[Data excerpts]
━━━━━━

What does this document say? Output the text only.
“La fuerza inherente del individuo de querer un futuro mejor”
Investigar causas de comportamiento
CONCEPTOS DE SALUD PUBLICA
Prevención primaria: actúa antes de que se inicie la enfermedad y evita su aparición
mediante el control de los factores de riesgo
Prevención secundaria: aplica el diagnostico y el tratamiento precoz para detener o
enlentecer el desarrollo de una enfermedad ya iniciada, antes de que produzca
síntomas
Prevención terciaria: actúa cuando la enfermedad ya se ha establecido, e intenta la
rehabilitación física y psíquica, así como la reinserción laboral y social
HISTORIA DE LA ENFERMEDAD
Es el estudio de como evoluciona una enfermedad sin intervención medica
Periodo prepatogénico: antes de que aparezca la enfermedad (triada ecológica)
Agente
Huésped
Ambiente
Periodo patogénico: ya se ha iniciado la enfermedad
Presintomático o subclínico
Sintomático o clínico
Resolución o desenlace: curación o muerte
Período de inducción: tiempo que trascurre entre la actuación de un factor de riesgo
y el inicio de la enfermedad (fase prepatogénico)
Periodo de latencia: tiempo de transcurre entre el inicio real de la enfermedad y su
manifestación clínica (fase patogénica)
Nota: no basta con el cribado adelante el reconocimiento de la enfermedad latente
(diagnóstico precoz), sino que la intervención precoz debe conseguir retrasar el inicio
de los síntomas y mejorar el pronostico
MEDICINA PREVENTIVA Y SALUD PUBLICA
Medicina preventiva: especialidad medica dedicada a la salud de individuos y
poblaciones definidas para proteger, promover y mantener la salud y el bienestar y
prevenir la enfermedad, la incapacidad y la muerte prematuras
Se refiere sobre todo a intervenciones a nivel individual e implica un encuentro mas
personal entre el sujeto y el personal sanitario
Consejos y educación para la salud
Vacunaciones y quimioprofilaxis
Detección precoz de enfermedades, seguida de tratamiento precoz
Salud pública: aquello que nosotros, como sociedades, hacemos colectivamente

━━━━━━

- Exercise goal -
Which lines contain "precoz"? Copy each of them.

- The answer -
Prevención secundaria: aplica el diagnostico y el tratamiento precoz para detener o
(diagnóstico precoz), sino que la intervención precoz debe conseguir retrasar el inicio
Detección precoz de enfermedades, seguida de tratamiento precoz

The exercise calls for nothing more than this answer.